**PROBLEM DETAILS:** Where the string "text" occurs in the material below, report the whole line.

**GIVEN INFORMATION:**
(begin)

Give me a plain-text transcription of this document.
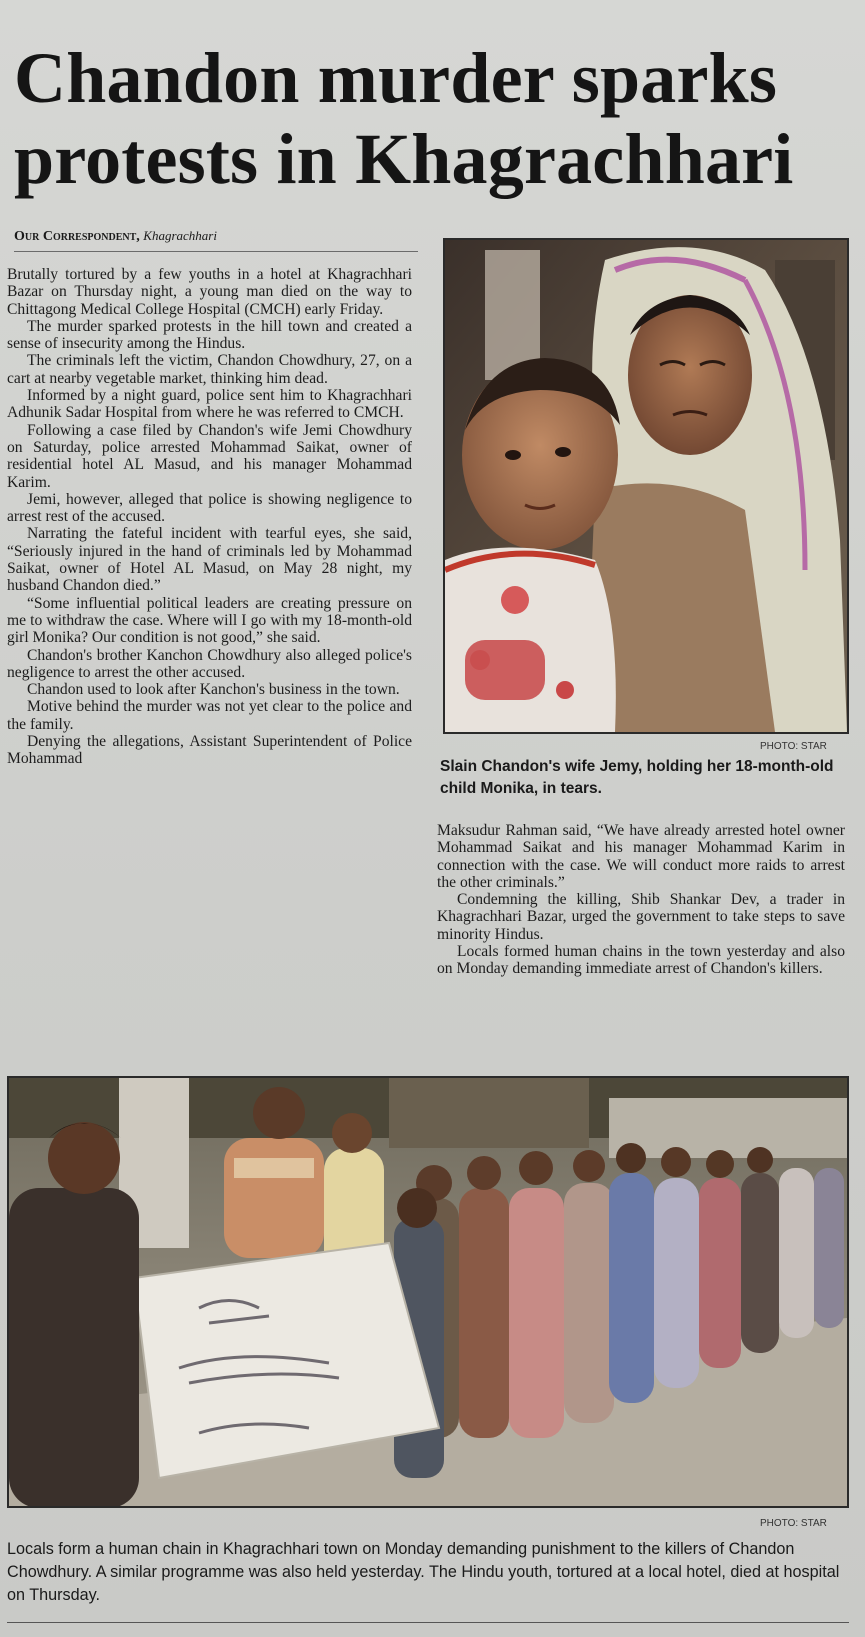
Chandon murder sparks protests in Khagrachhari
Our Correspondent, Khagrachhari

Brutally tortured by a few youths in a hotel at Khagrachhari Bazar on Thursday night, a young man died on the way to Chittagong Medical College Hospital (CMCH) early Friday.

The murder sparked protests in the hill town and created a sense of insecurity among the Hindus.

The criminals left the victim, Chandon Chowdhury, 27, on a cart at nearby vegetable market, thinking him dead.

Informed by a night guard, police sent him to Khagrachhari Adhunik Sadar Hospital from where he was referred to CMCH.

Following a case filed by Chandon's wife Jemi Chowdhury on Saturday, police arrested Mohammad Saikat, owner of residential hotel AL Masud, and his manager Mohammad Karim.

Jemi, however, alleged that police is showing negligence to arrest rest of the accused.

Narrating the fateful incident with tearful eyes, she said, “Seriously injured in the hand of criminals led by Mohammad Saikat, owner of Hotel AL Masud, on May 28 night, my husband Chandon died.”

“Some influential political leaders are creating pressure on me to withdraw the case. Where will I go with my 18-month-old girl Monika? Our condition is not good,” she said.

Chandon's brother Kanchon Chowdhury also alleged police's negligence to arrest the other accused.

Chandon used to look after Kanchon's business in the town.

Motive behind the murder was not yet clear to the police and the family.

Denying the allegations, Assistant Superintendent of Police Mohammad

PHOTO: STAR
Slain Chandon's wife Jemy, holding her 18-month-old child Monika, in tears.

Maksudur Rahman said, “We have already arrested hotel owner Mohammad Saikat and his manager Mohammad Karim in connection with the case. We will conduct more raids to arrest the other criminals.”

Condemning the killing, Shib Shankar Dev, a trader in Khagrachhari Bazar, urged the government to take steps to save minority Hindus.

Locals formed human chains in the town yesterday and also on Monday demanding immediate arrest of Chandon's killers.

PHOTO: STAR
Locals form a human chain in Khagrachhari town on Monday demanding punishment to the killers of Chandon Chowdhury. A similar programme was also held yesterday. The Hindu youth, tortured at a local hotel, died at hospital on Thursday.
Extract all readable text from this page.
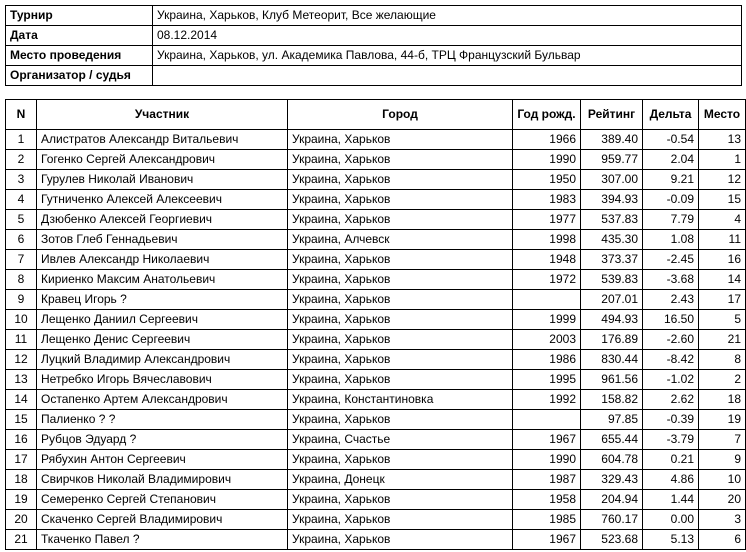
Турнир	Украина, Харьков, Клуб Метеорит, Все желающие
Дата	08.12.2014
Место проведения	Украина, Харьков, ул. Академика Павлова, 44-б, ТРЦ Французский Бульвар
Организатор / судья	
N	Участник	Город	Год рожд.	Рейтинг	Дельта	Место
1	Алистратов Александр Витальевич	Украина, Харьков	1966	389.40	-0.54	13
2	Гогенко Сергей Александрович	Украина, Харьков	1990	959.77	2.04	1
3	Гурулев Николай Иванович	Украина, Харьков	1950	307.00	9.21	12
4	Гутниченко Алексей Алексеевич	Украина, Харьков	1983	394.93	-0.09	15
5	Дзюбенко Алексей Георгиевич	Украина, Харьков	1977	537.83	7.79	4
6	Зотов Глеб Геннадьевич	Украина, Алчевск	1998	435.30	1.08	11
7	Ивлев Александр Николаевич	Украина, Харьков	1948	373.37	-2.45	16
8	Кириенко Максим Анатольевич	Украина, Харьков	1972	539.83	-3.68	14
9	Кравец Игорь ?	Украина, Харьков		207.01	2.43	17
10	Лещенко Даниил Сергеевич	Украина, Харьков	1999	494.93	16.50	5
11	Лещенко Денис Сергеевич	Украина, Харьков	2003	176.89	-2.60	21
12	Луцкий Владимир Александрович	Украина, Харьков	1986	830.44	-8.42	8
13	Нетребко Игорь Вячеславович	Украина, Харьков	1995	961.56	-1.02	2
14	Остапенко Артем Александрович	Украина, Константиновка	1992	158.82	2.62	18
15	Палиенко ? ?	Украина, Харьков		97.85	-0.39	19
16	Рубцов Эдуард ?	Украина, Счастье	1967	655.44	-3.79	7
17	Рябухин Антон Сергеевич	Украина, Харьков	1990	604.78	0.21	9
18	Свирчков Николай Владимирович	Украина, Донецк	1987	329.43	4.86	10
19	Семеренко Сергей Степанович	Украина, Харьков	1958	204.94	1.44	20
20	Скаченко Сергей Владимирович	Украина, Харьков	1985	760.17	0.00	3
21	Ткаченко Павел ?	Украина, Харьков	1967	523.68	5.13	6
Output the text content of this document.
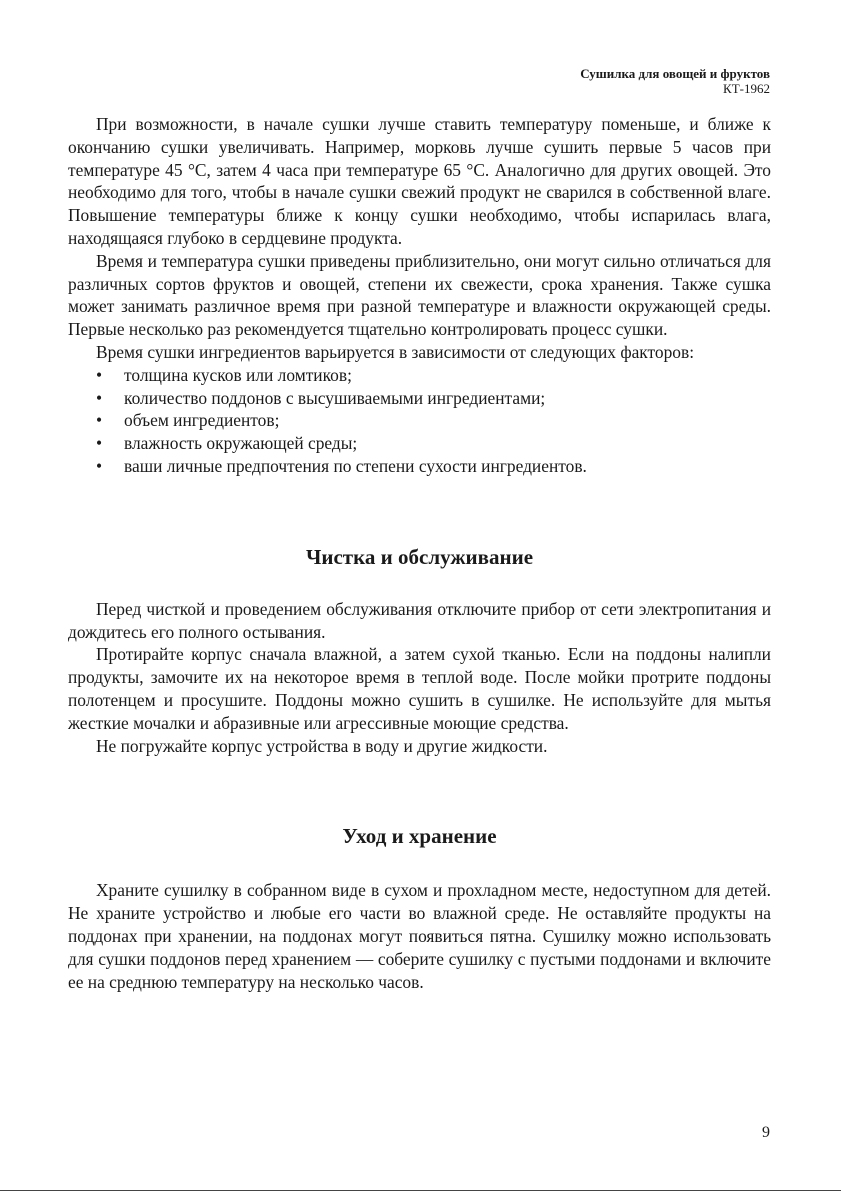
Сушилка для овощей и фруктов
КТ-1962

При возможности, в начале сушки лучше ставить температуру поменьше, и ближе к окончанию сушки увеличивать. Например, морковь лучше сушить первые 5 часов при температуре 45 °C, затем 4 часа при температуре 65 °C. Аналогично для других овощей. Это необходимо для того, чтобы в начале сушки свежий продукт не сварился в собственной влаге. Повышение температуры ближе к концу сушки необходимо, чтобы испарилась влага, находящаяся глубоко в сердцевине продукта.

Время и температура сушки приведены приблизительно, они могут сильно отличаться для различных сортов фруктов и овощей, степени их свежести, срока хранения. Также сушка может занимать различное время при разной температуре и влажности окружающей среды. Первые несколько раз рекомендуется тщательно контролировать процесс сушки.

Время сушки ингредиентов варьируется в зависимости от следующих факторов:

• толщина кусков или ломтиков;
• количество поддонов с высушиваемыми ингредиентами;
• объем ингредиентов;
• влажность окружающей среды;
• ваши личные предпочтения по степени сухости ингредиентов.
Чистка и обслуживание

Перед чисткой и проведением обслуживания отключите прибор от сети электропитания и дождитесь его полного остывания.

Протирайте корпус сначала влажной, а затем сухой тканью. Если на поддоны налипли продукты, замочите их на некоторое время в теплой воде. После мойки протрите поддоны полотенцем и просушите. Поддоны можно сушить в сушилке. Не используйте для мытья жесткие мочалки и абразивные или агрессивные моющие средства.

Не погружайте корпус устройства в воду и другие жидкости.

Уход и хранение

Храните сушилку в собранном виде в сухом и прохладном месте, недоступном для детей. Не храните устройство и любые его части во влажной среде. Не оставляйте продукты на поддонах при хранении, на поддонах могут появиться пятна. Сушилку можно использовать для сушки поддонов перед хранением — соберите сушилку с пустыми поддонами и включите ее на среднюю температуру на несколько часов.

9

(end)
(begin)

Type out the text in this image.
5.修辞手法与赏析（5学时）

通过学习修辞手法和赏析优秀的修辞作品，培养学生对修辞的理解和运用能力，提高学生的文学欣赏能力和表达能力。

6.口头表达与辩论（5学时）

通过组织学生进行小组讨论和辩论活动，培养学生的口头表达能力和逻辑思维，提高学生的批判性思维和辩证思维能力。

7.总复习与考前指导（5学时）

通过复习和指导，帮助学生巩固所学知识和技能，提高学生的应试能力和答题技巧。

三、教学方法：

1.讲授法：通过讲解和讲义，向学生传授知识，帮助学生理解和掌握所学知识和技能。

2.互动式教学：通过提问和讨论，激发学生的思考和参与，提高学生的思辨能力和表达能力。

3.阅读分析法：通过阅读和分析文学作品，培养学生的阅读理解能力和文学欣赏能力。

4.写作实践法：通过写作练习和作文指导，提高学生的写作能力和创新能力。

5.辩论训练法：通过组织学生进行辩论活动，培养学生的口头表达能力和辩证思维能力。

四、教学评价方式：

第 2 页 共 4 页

(end)
(begin)

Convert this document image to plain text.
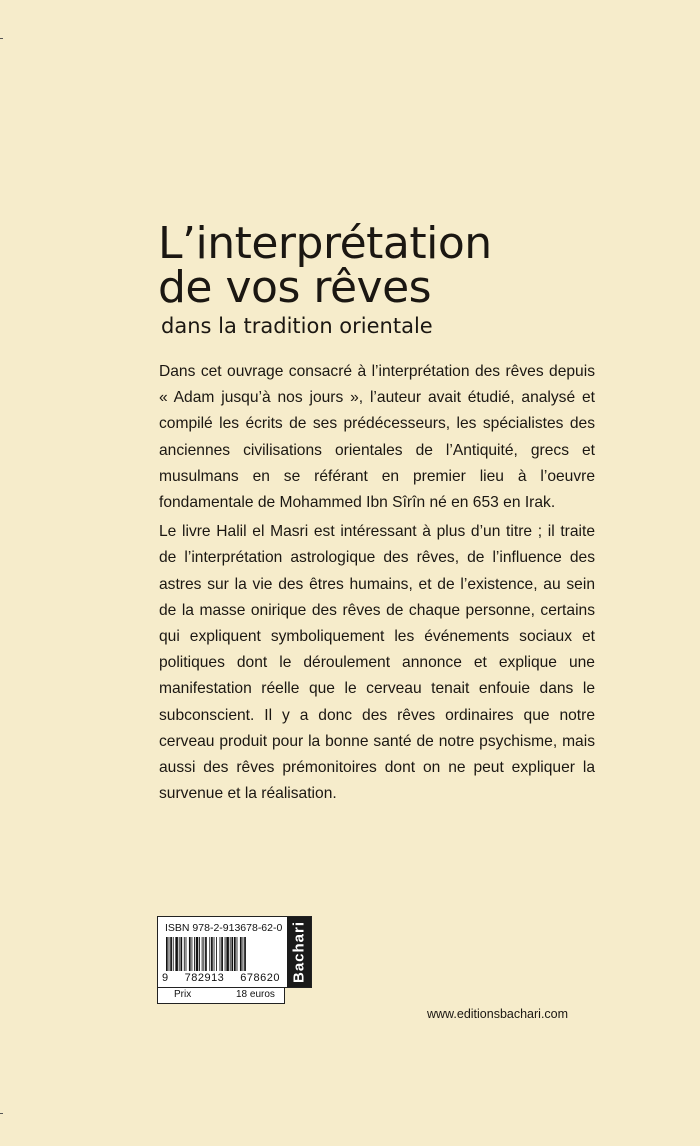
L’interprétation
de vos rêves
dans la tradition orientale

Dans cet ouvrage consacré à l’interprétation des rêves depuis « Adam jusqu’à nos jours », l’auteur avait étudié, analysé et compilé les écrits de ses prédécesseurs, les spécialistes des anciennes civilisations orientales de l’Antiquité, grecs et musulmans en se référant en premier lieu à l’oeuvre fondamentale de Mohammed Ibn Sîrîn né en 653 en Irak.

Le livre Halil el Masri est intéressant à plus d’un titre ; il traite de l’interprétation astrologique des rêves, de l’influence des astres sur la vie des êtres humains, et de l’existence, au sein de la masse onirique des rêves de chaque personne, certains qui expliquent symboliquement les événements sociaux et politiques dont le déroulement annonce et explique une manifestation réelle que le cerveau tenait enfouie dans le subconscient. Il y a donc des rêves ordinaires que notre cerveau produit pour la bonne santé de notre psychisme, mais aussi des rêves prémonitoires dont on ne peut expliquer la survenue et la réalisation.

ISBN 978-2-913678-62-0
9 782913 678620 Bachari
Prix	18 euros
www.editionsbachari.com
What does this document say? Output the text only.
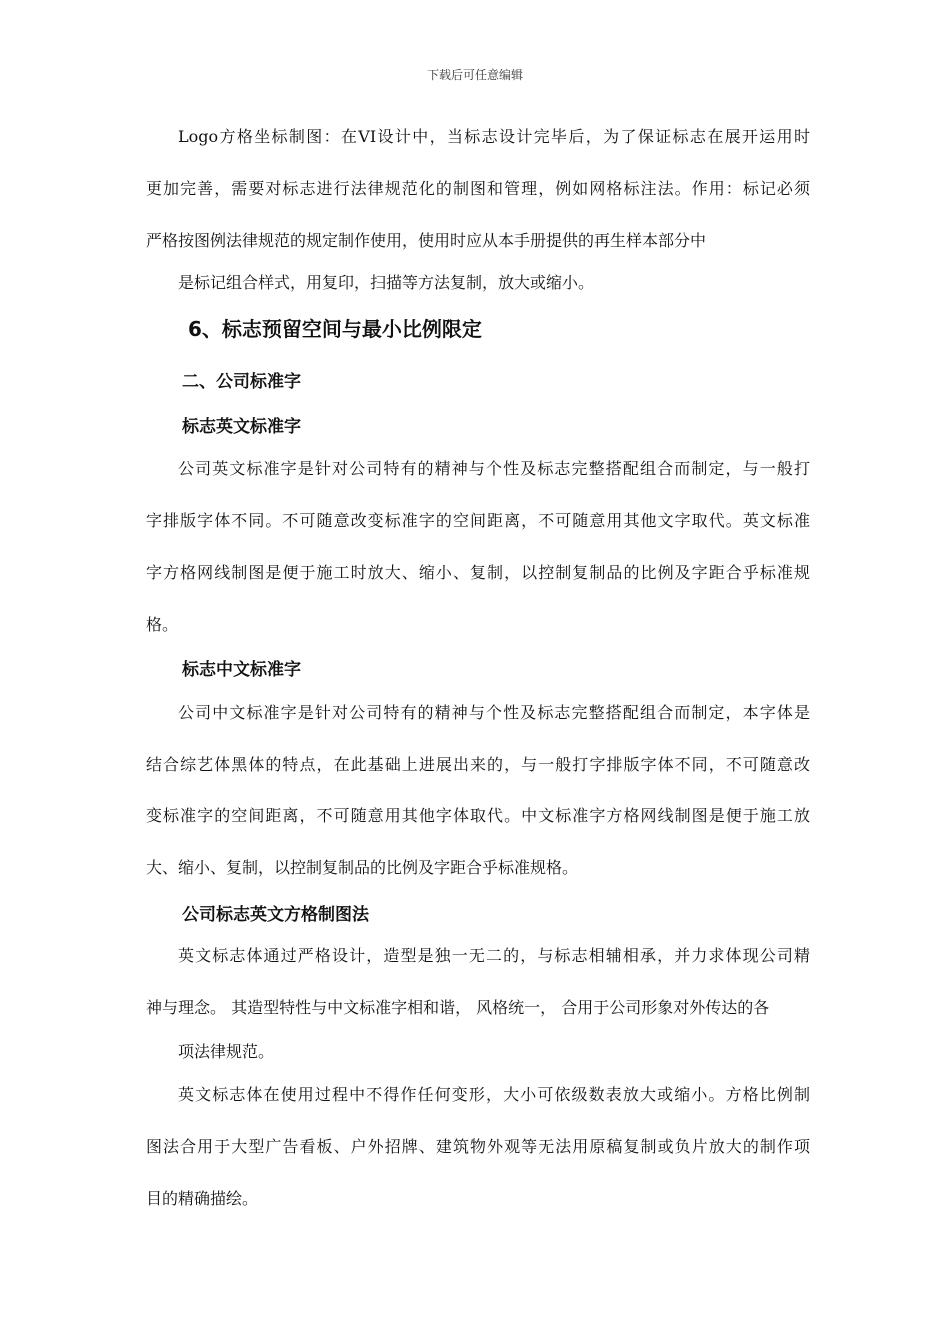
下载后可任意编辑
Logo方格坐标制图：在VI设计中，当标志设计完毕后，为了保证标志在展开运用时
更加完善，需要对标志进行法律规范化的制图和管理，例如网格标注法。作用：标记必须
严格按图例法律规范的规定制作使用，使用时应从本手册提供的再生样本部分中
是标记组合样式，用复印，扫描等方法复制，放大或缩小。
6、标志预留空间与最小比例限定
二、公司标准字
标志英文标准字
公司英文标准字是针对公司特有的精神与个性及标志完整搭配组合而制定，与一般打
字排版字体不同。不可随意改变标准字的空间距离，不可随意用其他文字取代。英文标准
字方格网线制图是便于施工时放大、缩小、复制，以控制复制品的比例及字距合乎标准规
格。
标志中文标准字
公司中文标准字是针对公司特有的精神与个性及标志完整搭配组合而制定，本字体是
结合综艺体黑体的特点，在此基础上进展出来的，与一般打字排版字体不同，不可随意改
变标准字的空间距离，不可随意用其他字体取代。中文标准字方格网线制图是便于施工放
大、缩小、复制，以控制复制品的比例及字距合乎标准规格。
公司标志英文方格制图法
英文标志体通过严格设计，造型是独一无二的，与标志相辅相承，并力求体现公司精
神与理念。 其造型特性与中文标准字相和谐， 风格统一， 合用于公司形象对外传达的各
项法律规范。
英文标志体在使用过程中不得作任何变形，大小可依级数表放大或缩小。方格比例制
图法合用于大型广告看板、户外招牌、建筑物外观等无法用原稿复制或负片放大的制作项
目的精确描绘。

(end)

**CORRECT ANSWER:**
Give me a plain-text transcription of this document.
Extract all readable text from this page.
Output the text content of this document.
Type out the text in this image.
Convert this document image to plain text.
What does this document say? Output the text only.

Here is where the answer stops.